Saved data entries
..........

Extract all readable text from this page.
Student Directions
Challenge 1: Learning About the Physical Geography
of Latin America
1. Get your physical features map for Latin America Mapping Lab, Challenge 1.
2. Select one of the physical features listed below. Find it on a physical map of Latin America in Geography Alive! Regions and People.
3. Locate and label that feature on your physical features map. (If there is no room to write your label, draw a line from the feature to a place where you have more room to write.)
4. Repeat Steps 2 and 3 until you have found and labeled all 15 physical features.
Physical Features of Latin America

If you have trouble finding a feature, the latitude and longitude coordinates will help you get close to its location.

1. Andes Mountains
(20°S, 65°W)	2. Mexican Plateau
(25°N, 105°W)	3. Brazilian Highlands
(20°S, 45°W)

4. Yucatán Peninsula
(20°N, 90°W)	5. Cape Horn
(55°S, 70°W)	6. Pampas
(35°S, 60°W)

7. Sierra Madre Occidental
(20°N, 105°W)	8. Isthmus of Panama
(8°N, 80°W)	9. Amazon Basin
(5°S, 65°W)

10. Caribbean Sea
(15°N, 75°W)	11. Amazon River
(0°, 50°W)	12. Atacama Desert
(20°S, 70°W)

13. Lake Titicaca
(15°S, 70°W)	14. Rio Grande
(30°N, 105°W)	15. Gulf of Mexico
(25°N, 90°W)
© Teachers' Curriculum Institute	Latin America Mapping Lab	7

..........

> SHORT TASK:
Gather from the records above every line containing the string "have".

> RESULT BELOW:
3. Locate and label that feature on your physical features map. (If there is no room to write your label, draw a line from the feature to a place where you have more room to write.)
4. Repeat Steps 2 and 3 until you have found and labeled all 15 physical features.
If you have trouble finding a feature, the latitude and longitude coordinates will help you get close to its location.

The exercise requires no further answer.